Dataset rows:
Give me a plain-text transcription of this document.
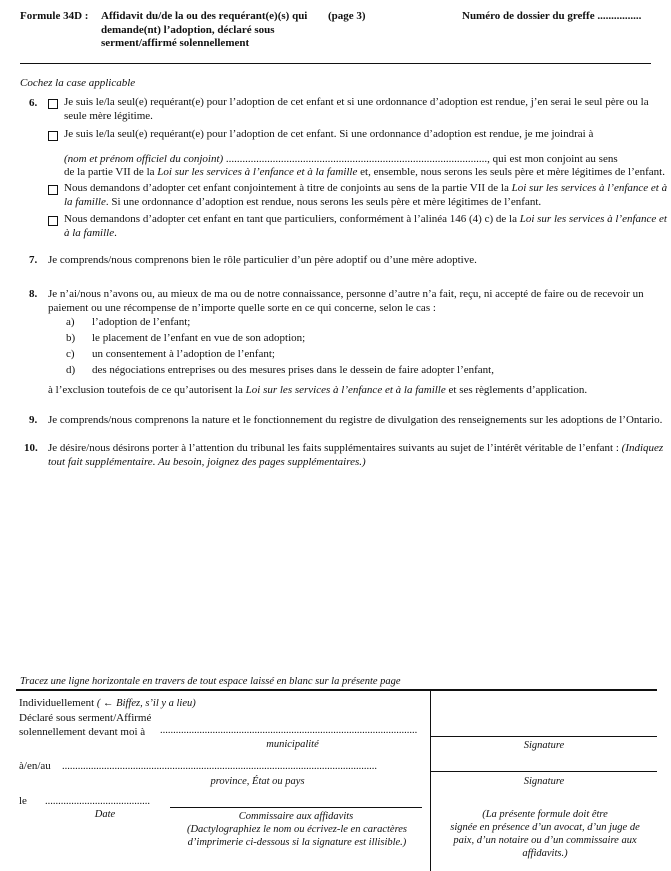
Formule 34D : Affidavit du/de la ou des requérant(e)(s) qui
demande(nt) l’adoption, déclaré sous
serment/affirmé solennellement
(page 3)	Numéro de dossier du greffe ................
Cochez la case applicable
6. Je suis le/la seul(e) requérant(e) pour l’adoption de cet enfant et si une ordonnance d’adoption est rendue, j’en serai le seul père ou la
seule mère légitime.
Je suis le/la seul(e) requérant(e) pour l’adoption de cet enfant. Si une ordonnance d’adoption est rendue, je me joindrai à
(nom et prénom officiel du conjoint) ..............................................................................................., qui est mon conjoint au sens
de la partie VII de la Loi sur les services à l’enfance et à la famille et, ensemble, nous serons les seuls père et mère légitimes de l’enfant.
Nous demandons d’adopter cet enfant conjointement à titre de conjoints au sens de la partie VII de la Loi sur les services à l’enfance et à
la famille. Si une ordonnance d’adoption est rendue, nous serons les seuls père et mère légitimes de l’enfant.
Nous demandons d’adopter cet enfant en tant que particuliers, conformément à l’alinéa 146 (4) c) de la Loi sur les services à l’enfance et
à la famille.
7. Je comprends/nous comprenons bien le rôle particulier d’un père adoptif ou d’une mère adoptive.
8. Je n’ai/nous n’avons ou, au mieux de ma ou de notre connaissance, personne d’autre n’a fait, reçu, ni accepté de faire ou de recevoir un
paiement ou une récompense de n’importe quelle sorte en ce qui concerne, selon le cas :
a) l’adoption de l’enfant;
b) le placement de l’enfant en vue de son adoption;
c) un consentement à l’adoption de l’enfant;
d) des négociations entreprises ou des mesures prises dans le dessein de faire adopter l’enfant,
à l’exclusion toutefois de ce qu’autorisent la Loi sur les services à l’enfance et à la famille et ses règlements d’application.
9. Je comprends/nous comprenons la nature et le fonctionnement du registre de divulgation des renseignements sur les adoptions de l’Ontario.
10. Je désire/nous désirons porter à l’attention du tribunal les faits supplémentaires suivants au sujet de l’intérêt véritable de l’enfant : (Indiquez
tout fait supplémentaire. Au besoin, joignez des pages supplémentaires.)
Tracez une ligne horizontale en travers de tout espace laissé en blanc sur la présente page
Individuellement ( ← Biffez, s’il y a lieu)
Déclaré sous serment/Affirmé
solennellement devant moi à	..................................................................................................
municipalité
à/en/au ........................................................................................................................
province, État ou pays
le ........................................
Date	Commissaire aux affidavits
(Dactylographiez le nom ou écrivez-le en caractères
d’imprimerie ci-dessous si la signature est illisible.)
Signature
Signature
(La présente formule doit être
signée en présence d’un avocat, d’un juge de
paix, d’un notaire ou d’un commissaire aux
affidavits.)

#### WRITTEN INSTRUCTION:
Isolate each line of the listing above that includes "solennellement". Copy it.

#### SOLUTION TO THE EXERCISE:
serment/affirmé solennellement
solennellement devant moi à	..................................................................................................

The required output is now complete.